Data:

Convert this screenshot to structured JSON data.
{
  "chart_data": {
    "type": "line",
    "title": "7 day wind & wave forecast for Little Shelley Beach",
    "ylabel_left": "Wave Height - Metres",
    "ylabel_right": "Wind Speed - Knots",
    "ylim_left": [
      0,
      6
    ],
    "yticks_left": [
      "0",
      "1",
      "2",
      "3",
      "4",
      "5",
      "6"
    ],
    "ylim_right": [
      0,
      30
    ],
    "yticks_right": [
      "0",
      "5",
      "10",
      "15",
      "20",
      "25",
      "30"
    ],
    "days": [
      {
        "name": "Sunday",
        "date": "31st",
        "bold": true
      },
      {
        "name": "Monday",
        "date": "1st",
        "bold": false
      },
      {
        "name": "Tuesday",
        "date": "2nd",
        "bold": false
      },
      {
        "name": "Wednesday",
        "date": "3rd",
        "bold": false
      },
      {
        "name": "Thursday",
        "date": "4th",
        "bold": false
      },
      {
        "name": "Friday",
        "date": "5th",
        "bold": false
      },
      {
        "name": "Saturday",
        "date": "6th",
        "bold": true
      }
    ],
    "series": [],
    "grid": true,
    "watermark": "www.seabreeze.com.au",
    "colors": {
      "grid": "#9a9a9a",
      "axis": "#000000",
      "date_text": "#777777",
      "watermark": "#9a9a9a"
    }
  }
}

Work to do: Write out the entries in full, exactly as given.

Result of this task:
Convert this screenshot to structured JSON data.
{
  "chart_data": {
    "type": "line",
    "title": "7 day wind & wave forecast for Little Shelley Beach",
    "ylabel_left": "Wave Height - Metres",
    "ylabel_right": "Wind Speed - Knots",
    "ylim_left": [
      0,
      6
    ],
    "yticks_left": [
      "0",
      "1",
      "2",
      "3",
      "4",
      "5",
      "6"
    ],
    "ylim_right": [
      0,
      30
    ],
    "yticks_right": [
      "0",
      "5",
      "10",
      "15",
      "20",
      "25",
      "30"
    ],
    "days": [
      {
        "name": "Sunday",
        "date": "31st",
        "bold": true
      },
      {
        "name": "Monday",
        "date": "1st",
        "bold": false
      },
      {
        "name": "Tuesday",
        "date": "2nd",
        "bold": false
      },
      {
        "name": "Wednesday",
        "date": "3rd",
        "bold": false
      },
      {
        "name": "Thursday",
        "date": "4th",
        "bold": false
      },
      {
        "name": "Friday",
        "date": "5th",
        "bold": false
      },
      {
        "name": "Saturday",
        "date": "6th",
        "bold": true
      }
    ],
    "series": [],
    "grid": true,
    "watermark": "www.seabreeze.com.au",
    "colors": {
      "grid": "#9a9a9a",
      "axis": "#000000",
      "date_text": "#777777",
      "watermark": "#9a9a9a"
    }
  }
}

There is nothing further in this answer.